[Data shown]
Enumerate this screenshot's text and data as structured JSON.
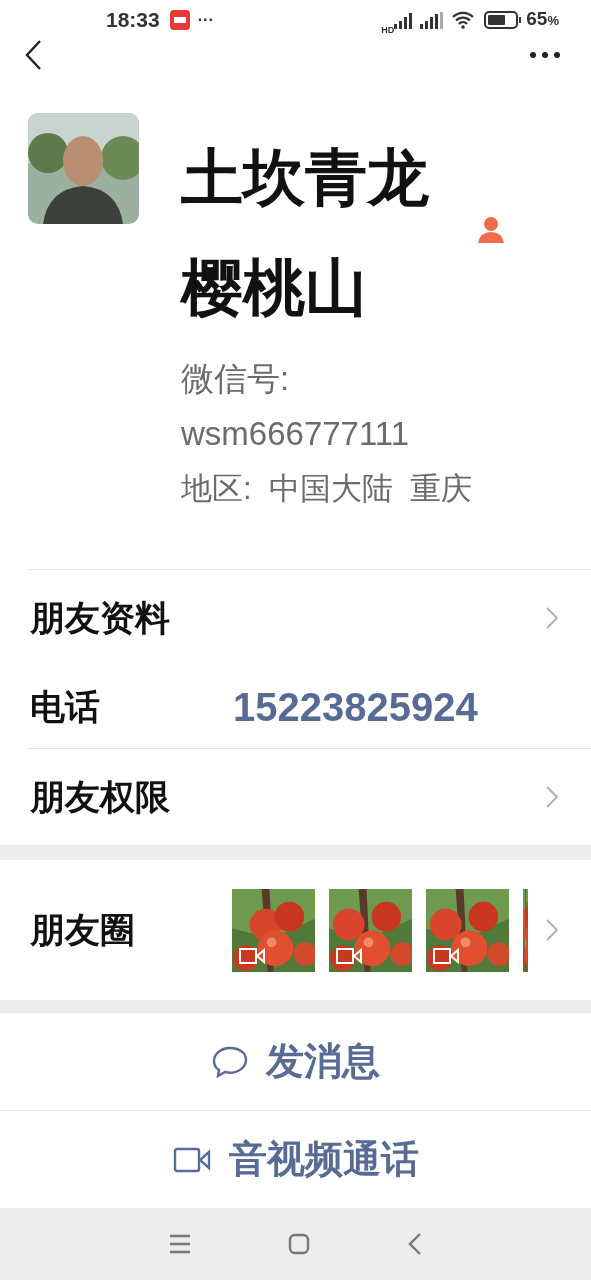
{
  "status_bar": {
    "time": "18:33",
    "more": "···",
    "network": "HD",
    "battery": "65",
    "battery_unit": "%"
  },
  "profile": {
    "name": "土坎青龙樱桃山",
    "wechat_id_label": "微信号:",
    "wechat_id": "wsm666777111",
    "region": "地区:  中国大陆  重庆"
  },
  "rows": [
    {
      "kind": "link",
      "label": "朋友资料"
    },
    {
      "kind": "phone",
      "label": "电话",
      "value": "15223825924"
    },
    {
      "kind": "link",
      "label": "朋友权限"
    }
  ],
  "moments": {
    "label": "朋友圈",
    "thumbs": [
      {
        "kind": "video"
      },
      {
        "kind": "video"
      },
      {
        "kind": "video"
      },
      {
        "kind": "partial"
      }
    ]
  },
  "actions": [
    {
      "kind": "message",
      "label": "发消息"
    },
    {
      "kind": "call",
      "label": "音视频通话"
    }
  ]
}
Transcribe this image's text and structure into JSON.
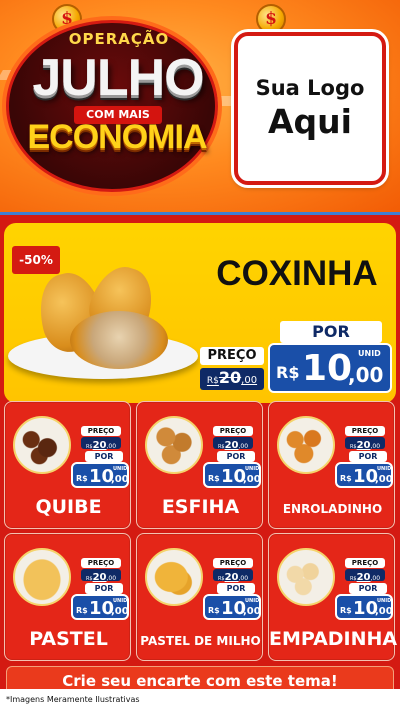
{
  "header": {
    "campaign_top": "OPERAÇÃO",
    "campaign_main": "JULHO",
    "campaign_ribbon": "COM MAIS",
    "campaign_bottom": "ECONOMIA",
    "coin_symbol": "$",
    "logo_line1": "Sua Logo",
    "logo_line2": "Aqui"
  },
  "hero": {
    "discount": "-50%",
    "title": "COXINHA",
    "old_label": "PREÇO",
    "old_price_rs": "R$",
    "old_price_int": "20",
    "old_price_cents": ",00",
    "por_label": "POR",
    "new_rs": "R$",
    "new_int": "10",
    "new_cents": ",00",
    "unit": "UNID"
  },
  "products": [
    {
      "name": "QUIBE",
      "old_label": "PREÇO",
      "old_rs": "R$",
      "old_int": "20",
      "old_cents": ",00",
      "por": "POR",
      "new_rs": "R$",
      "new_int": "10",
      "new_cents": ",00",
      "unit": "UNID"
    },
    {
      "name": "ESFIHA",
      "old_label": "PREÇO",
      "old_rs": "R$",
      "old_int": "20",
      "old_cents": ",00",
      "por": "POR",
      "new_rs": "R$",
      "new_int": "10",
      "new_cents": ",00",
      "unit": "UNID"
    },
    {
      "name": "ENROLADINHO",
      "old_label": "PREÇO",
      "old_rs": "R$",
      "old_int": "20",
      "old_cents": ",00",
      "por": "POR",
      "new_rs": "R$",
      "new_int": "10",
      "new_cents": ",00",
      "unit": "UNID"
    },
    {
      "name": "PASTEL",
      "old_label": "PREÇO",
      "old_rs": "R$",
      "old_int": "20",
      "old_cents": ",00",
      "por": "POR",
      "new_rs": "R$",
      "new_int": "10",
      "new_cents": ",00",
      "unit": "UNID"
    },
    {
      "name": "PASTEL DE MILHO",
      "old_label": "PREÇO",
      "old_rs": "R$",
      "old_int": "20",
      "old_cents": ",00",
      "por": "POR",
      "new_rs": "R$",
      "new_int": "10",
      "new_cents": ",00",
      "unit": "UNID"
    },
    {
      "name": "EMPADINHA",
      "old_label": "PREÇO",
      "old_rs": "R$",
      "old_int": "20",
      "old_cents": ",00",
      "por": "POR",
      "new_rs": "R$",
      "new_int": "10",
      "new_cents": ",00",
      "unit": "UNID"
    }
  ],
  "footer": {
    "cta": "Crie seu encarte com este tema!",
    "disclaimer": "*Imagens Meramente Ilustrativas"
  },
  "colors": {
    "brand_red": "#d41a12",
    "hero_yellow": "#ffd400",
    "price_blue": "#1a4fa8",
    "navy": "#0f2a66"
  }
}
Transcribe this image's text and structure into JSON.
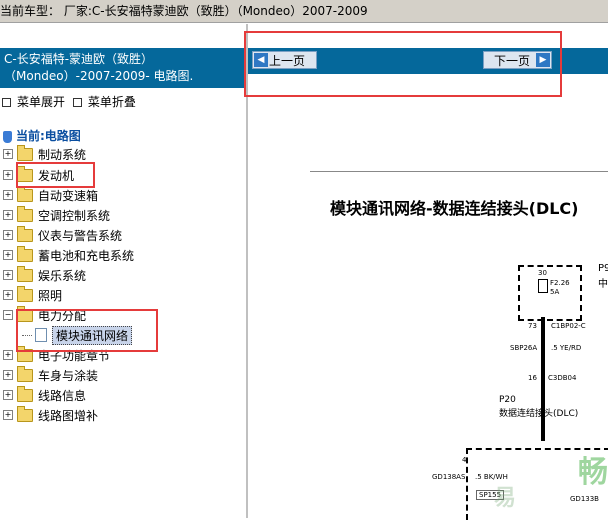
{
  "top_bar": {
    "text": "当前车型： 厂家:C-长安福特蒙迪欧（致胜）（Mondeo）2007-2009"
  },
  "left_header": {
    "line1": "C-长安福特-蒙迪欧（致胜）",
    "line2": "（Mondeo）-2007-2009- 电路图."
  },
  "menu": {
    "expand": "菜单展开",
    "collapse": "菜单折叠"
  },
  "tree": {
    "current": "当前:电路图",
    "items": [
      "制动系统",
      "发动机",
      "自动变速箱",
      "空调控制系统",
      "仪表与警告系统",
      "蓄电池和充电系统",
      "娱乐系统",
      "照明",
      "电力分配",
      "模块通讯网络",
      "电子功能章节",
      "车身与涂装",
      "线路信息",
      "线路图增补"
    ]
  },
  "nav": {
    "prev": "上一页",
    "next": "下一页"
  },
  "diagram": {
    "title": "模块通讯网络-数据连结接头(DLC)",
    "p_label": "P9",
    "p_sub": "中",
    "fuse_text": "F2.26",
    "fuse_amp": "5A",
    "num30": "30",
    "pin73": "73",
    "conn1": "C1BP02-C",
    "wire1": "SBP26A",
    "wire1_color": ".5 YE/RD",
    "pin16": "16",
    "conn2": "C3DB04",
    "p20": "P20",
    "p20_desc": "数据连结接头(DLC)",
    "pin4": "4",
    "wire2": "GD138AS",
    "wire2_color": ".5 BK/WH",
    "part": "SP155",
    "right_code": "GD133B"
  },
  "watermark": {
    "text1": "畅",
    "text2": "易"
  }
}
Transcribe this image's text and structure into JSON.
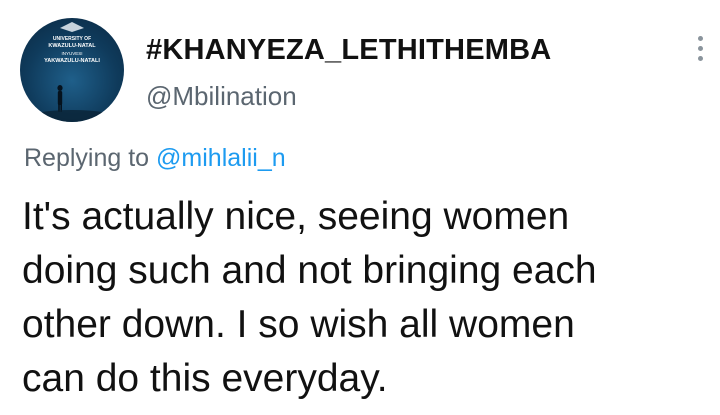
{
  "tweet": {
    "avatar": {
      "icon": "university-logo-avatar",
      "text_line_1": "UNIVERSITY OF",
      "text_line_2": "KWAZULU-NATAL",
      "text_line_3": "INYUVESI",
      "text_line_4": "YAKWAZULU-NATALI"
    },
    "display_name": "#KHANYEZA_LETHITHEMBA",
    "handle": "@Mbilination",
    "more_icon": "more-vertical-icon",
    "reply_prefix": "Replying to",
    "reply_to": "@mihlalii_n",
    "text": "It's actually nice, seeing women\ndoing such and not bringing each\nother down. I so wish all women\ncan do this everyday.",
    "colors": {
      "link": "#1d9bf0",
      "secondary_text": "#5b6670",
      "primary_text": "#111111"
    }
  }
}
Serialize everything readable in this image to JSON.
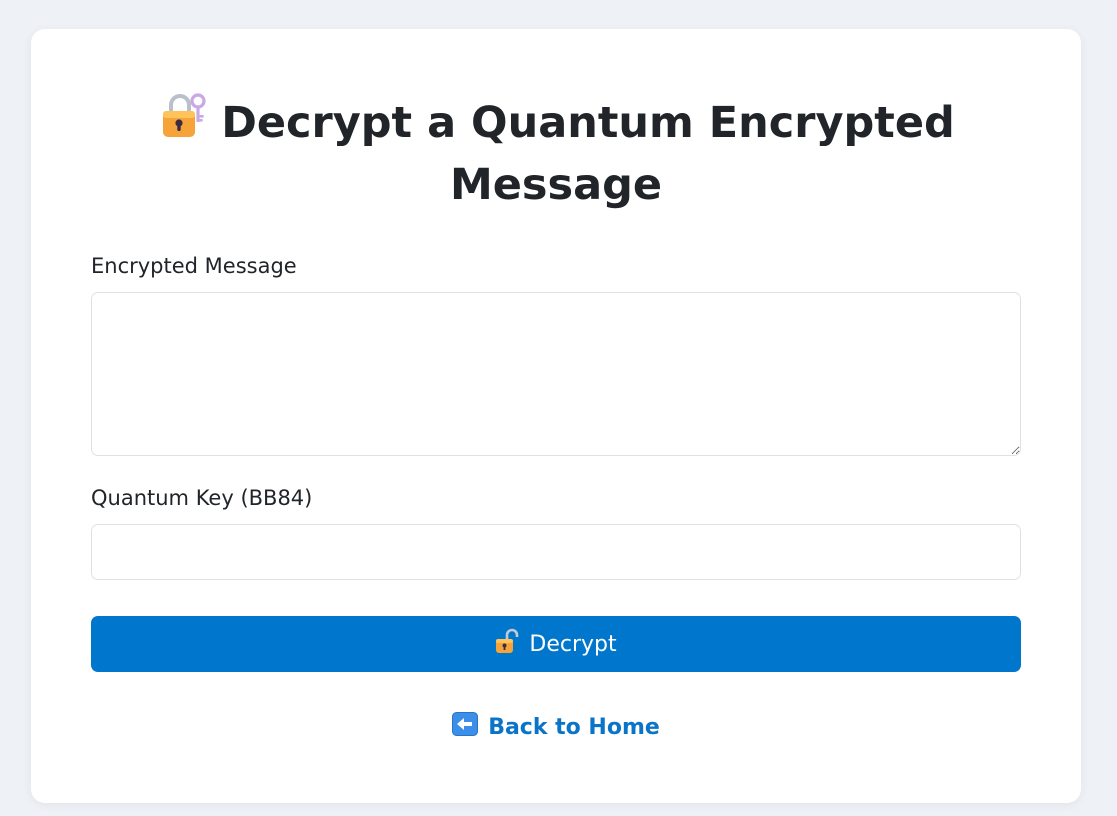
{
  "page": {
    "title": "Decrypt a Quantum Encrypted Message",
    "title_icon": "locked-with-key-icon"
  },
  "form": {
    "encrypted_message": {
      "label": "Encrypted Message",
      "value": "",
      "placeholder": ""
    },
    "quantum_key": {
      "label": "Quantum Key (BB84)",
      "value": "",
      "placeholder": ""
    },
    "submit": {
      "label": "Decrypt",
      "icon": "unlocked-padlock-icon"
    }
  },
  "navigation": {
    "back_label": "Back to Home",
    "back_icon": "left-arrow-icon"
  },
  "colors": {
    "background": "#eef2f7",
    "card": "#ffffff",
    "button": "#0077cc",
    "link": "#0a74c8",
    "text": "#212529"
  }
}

[Instructions for the task] Leave out the pictures and copy the rest of the material above exactly.

[Finished answer]
Enumerate this screenshot's text and data as structured JSON.
{
  "status_bar": {
    "time": "18:33",
    "more": "···",
    "network": "HD",
    "battery": "65",
    "battery_unit": "%"
  },
  "profile": {
    "name": "土坎青龙樱桃山",
    "wechat_id_label": "微信号:",
    "wechat_id": "wsm666777111",
    "region": "地区:  中国大陆  重庆"
  },
  "rows": [
    {
      "kind": "link",
      "label": "朋友资料"
    },
    {
      "kind": "phone",
      "label": "电话",
      "value": "15223825924"
    },
    {
      "kind": "link",
      "label": "朋友权限"
    }
  ],
  "moments": {
    "label": "朋友圈",
    "thumbs": [
      {
        "kind": "video"
      },
      {
        "kind": "video"
      },
      {
        "kind": "video"
      },
      {
        "kind": "partial"
      }
    ]
  },
  "actions": [
    {
      "kind": "message",
      "label": "发消息"
    },
    {
      "kind": "call",
      "label": "音视频通话"
    }
  ]
}
Transcribe this image's text and structure into JSON.
{
  "header": {
    "campaign_top": "OPERAÇÃO",
    "campaign_main": "JULHO",
    "campaign_ribbon": "COM MAIS",
    "campaign_bottom": "ECONOMIA",
    "coin_symbol": "$",
    "logo_line1": "Sua Logo",
    "logo_line2": "Aqui"
  },
  "hero": {
    "discount": "-50%",
    "title": "COXINHA",
    "old_label": "PREÇO",
    "old_price_rs": "R$",
    "old_price_int": "20",
    "old_price_cents": ",00",
    "por_label": "POR",
    "new_rs": "R$",
    "new_int": "10",
    "new_cents": ",00",
    "unit": "UNID"
  },
  "products": [
    {
      "name": "QUIBE",
      "old_label": "PREÇO",
      "old_rs": "R$",
      "old_int": "20",
      "old_cents": ",00",
      "por": "POR",
      "new_rs": "R$",
      "new_int": "10",
      "new_cents": ",00",
      "unit": "UNID"
    },
    {
      "name": "ESFIHA",
      "old_label": "PREÇO",
      "old_rs": "R$",
      "old_int": "20",
      "old_cents": ",00",
      "por": "POR",
      "new_rs": "R$",
      "new_int": "10",
      "new_cents": ",00",
      "unit": "UNID"
    },
    {
      "name": "ENROLADINHO",
      "old_label": "PREÇO",
      "old_rs": "R$",
      "old_int": "20",
      "old_cents": ",00",
      "por": "POR",
      "new_rs": "R$",
      "new_int": "10",
      "new_cents": ",00",
      "unit": "UNID"
    },
    {
      "name": "PASTEL",
      "old_label": "PREÇO",
      "old_rs": "R$",
      "old_int": "20",
      "old_cents": ",00",
      "por": "POR",
      "new_rs": "R$",
      "new_int": "10",
      "new_cents": ",00",
      "unit": "UNID"
    },
    {
      "name": "PASTEL DE MILHO",
      "old_label": "PREÇO",
      "old_rs": "R$",
      "old_int": "20",
      "old_cents": ",00",
      "por": "POR",
      "new_rs": "R$",
      "new_int": "10",
      "new_cents": ",00",
      "unit": "UNID"
    },
    {
      "name": "EMPADINHA",
      "old_label": "PREÇO",
      "old_rs": "R$",
      "old_int": "20",
      "old_cents": ",00",
      "por": "POR",
      "new_rs": "R$",
      "new_int": "10",
      "new_cents": ",00",
      "unit": "UNID"
    }
  ],
  "footer": {
    "cta": "Crie seu encarte com este tema!",
    "disclaimer": "*Imagens Meramente Ilustrativas"
  },
  "colors": {
    "brand_red": "#d41a12",
    "hero_yellow": "#ffd400",
    "price_blue": "#1a4fa8",
    "navy": "#0f2a66"
  }
}
Transcribe this image's text and structure into JSON.
{
  "top_bar": {
    "text": "当前车型： 厂家:C-长安福特蒙迪欧（致胜）（Mondeo）2007-2009"
  },
  "left_header": {
    "line1": "C-长安福特-蒙迪欧（致胜）",
    "line2": "（Mondeo）-2007-2009- 电路图."
  },
  "menu": {
    "expand": "菜单展开",
    "collapse": "菜单折叠"
  },
  "tree": {
    "current": "当前:电路图",
    "items": [
      "制动系统",
      "发动机",
      "自动变速箱",
      "空调控制系统",
      "仪表与警告系统",
      "蓄电池和充电系统",
      "娱乐系统",
      "照明",
      "电力分配",
      "模块通讯网络",
      "电子功能章节",
      "车身与涂装",
      "线路信息",
      "线路图增补"
    ]
  },
  "nav": {
    "prev": "上一页",
    "next": "下一页"
  },
  "diagram": {
    "title": "模块通讯网络-数据连结接头(DLC)",
    "p_label": "P9",
    "p_sub": "中",
    "fuse_text": "F2.26",
    "fuse_amp": "5A",
    "num30": "30",
    "pin73": "73",
    "conn1": "C1BP02-C",
    "wire1": "SBP26A",
    "wire1_color": ".5 YE/RD",
    "pin16": "16",
    "conn2": "C3DB04",
    "p20": "P20",
    "p20_desc": "数据连结接头(DLC)",
    "pin4": "4",
    "wire2": "GD138AS",
    "wire2_color": ".5 BK/WH",
    "part": "SP155",
    "right_code": "GD133B"
  },
  "watermark": {
    "text1": "畅",
    "text2": "易"
  }
}
Transcribe this image's text and structure into JSON.
{
  "tweet": {
    "avatar": {
      "icon": "university-logo-avatar",
      "text_line_1": "UNIVERSITY OF",
      "text_line_2": "KWAZULU-NATAL",
      "text_line_3": "INYUVESI",
      "text_line_4": "YAKWAZULU-NATALI"
    },
    "display_name": "#KHANYEZA_LETHITHEMBA",
    "handle": "@Mbilination",
    "more_icon": "more-vertical-icon",
    "reply_prefix": "Replying to",
    "reply_to": "@mihlalii_n",
    "text": "It's actually nice, seeing women\ndoing such and not bringing each\nother down. I so wish all women\ncan do this everyday.",
    "colors": {
      "link": "#1d9bf0",
      "secondary_text": "#5b6670",
      "primary_text": "#111111"
    }
  }
}
Serialize everything readable in this image to JSON.
{
  "page": {
    "title": "Decrypt a Quantum Encrypted Message",
    "title_icon": "locked-with-key-icon"
  },
  "form": {
    "encrypted_message": {
      "label": "Encrypted Message",
      "value": "",
      "placeholder": ""
    },
    "quantum_key": {
      "label": "Quantum Key (BB84)",
      "value": "",
      "placeholder": ""
    },
    "submit": {
      "label": "Decrypt",
      "icon": "unlocked-padlock-icon"
    }
  },
  "navigation": {
    "back_label": "Back to Home",
    "back_icon": "left-arrow-icon"
  },
  "colors": {
    "background": "#eef2f7",
    "card": "#ffffff",
    "button": "#0077cc",
    "link": "#0a74c8",
    "text": "#212529"
  }
}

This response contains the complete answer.